▶ _SOURCE DATA_:
(begin)

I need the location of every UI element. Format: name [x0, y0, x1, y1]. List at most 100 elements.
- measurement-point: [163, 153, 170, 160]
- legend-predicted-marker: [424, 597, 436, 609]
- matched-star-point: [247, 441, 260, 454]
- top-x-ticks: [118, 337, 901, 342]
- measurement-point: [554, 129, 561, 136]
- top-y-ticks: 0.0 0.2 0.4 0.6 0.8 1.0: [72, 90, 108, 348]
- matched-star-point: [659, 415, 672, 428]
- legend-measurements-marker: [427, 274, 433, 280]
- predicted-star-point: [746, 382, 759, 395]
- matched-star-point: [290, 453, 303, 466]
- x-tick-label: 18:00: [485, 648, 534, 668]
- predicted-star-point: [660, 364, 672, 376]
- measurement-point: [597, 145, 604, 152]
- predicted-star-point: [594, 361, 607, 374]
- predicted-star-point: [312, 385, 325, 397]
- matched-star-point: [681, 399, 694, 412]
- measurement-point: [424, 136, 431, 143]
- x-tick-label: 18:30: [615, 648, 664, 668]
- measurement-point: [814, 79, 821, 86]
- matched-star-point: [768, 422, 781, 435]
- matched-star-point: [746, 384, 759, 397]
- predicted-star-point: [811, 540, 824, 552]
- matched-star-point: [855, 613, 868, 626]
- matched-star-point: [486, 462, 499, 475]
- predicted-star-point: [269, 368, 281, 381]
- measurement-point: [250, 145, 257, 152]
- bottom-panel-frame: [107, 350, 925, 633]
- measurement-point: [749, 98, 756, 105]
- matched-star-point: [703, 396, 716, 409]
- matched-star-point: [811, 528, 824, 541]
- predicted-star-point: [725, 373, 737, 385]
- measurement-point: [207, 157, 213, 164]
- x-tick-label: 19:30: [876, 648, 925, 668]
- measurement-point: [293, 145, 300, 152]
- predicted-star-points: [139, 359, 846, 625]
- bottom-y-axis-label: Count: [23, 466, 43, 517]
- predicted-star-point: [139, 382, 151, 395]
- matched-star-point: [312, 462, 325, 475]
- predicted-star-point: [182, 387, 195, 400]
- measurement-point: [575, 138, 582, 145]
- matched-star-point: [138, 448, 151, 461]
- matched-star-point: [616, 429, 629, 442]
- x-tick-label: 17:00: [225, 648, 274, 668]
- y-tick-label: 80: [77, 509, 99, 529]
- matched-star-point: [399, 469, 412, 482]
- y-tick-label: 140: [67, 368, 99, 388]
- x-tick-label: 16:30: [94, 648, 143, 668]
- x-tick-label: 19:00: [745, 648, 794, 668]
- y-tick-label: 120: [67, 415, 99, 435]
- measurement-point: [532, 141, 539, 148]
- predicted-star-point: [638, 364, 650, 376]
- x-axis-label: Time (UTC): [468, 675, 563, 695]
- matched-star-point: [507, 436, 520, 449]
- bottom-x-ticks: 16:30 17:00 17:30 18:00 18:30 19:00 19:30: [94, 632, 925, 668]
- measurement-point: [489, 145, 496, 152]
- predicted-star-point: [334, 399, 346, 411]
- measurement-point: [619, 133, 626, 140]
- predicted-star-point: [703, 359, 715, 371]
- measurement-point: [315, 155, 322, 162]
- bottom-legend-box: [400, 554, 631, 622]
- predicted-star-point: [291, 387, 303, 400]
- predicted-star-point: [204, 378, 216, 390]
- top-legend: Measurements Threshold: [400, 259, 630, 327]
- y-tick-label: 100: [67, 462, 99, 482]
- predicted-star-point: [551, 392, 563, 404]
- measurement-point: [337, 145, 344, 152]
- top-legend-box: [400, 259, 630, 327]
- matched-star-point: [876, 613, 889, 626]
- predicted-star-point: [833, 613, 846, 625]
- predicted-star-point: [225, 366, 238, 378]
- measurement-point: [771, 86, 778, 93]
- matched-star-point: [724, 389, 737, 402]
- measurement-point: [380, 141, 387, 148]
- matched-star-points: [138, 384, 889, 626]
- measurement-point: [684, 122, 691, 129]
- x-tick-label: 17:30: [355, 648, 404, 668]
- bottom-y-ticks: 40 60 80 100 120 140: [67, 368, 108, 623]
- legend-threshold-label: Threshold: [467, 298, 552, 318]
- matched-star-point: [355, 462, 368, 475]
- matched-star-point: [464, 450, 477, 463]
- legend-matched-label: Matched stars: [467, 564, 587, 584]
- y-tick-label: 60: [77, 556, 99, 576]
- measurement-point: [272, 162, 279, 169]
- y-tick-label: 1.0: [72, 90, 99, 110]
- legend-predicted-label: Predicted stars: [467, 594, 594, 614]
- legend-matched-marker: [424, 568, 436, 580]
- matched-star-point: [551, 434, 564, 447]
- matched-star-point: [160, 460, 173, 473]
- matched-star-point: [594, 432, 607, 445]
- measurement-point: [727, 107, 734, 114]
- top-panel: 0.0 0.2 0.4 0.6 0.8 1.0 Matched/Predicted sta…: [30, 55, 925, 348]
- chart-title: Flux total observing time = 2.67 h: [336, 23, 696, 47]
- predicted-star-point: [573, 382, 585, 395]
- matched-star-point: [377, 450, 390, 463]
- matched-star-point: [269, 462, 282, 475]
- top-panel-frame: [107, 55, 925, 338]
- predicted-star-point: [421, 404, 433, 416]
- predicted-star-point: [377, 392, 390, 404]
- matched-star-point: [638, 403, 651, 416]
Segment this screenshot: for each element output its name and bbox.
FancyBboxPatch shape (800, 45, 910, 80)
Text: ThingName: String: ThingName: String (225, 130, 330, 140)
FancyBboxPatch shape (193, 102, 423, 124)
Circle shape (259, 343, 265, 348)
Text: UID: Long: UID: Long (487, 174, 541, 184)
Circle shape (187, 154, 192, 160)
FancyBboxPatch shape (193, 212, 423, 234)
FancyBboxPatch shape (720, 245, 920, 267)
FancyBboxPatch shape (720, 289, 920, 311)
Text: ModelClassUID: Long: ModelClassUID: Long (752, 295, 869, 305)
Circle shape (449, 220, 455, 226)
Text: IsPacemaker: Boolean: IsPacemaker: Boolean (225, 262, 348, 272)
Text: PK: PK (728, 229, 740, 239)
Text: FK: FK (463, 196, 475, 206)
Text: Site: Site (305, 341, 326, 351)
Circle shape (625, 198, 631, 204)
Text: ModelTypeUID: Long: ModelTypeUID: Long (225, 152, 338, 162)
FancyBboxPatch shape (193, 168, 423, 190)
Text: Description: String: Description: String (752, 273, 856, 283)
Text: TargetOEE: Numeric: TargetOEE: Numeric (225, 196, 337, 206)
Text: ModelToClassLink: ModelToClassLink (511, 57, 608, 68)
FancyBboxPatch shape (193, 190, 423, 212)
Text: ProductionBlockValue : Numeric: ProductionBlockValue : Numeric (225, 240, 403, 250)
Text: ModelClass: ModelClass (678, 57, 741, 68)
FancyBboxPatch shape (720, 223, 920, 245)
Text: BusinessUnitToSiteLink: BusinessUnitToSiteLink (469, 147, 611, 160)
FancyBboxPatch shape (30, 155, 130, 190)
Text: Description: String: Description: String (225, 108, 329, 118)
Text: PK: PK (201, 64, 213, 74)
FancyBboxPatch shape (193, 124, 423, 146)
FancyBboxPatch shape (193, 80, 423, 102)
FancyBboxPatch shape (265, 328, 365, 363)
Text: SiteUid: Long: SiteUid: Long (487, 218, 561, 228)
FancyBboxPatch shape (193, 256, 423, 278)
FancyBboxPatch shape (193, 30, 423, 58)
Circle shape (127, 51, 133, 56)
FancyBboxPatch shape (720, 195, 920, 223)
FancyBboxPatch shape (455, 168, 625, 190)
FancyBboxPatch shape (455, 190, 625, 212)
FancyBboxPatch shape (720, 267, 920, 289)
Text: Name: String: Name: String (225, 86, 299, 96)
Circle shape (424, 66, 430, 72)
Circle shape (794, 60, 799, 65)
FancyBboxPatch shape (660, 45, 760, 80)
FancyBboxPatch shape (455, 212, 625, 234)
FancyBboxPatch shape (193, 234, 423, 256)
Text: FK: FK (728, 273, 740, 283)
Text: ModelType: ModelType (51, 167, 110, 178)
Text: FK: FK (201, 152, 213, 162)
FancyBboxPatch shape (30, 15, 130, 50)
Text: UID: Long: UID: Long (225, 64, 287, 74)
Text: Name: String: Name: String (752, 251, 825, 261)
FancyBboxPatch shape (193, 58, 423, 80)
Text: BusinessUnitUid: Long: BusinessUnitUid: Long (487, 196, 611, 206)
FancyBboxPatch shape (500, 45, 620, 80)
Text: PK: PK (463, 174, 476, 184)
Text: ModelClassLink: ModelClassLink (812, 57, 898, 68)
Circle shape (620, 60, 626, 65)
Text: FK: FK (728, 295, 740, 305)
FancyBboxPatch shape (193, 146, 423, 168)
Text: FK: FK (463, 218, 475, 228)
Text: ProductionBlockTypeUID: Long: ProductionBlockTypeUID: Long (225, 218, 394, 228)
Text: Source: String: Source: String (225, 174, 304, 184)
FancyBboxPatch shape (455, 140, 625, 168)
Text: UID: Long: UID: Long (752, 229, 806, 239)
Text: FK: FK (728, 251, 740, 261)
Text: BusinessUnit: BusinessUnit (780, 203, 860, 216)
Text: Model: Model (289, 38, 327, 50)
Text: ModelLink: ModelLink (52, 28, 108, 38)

(end)

▶ _WHAT NEEDS TO BE DONE_:
Could you copy the entries word for word, starting at the beginning of the entries and ending at the line that contains "- predicted-star-point: [182, 387, 195, 400]", with both ends included?

▶ _THE OUTPUT_:
I need the location of every UI element. Format: name [x0, y0, x1, y1]. List at most 100 elements.
- measurement-point: [163, 153, 170, 160]
- legend-predicted-marker: [424, 597, 436, 609]
- matched-star-point: [247, 441, 260, 454]
- top-x-ticks: [118, 337, 901, 342]
- measurement-point: [554, 129, 561, 136]
- top-y-ticks: 0.0 0.2 0.4 0.6 0.8 1.0: [72, 90, 108, 348]
- matched-star-point: [659, 415, 672, 428]
- legend-measurements-marker: [427, 274, 433, 280]
- predicted-star-point: [746, 382, 759, 395]
- matched-star-point: [290, 453, 303, 466]
- x-tick-label: 18:00: [485, 648, 534, 668]
- predicted-star-point: [660, 364, 672, 376]
- measurement-point: [597, 145, 604, 152]
- predicted-star-point: [594, 361, 607, 374]
- predicted-star-point: [312, 385, 325, 397]
- matched-star-point: [681, 399, 694, 412]
- measurement-point: [424, 136, 431, 143]
- x-tick-label: 18:30: [615, 648, 664, 668]
- measurement-point: [814, 79, 821, 86]
- matched-star-point: [768, 422, 781, 435]
- matched-star-point: [746, 384, 759, 397]
- predicted-star-point: [811, 540, 824, 552]
- matched-star-point: [855, 613, 868, 626]
- matched-star-point: [486, 462, 499, 475]
- predicted-star-point: [269, 368, 281, 381]
- measurement-point: [250, 145, 257, 152]
- bottom-panel-frame: [107, 350, 925, 633]
- measurement-point: [749, 98, 756, 105]
- matched-star-point: [703, 396, 716, 409]
- matched-star-point: [811, 528, 824, 541]
- predicted-star-point: [725, 373, 737, 385]
- measurement-point: [207, 157, 213, 164]
- x-tick-label: 19:30: [876, 648, 925, 668]
- measurement-point: [293, 145, 300, 152]
- predicted-star-points: [139, 359, 846, 625]
- bottom-y-axis-label: Count: [23, 466, 43, 517]
- predicted-star-point: [139, 382, 151, 395]
- matched-star-point: [312, 462, 325, 475]
- predicted-star-point: [182, 387, 195, 400]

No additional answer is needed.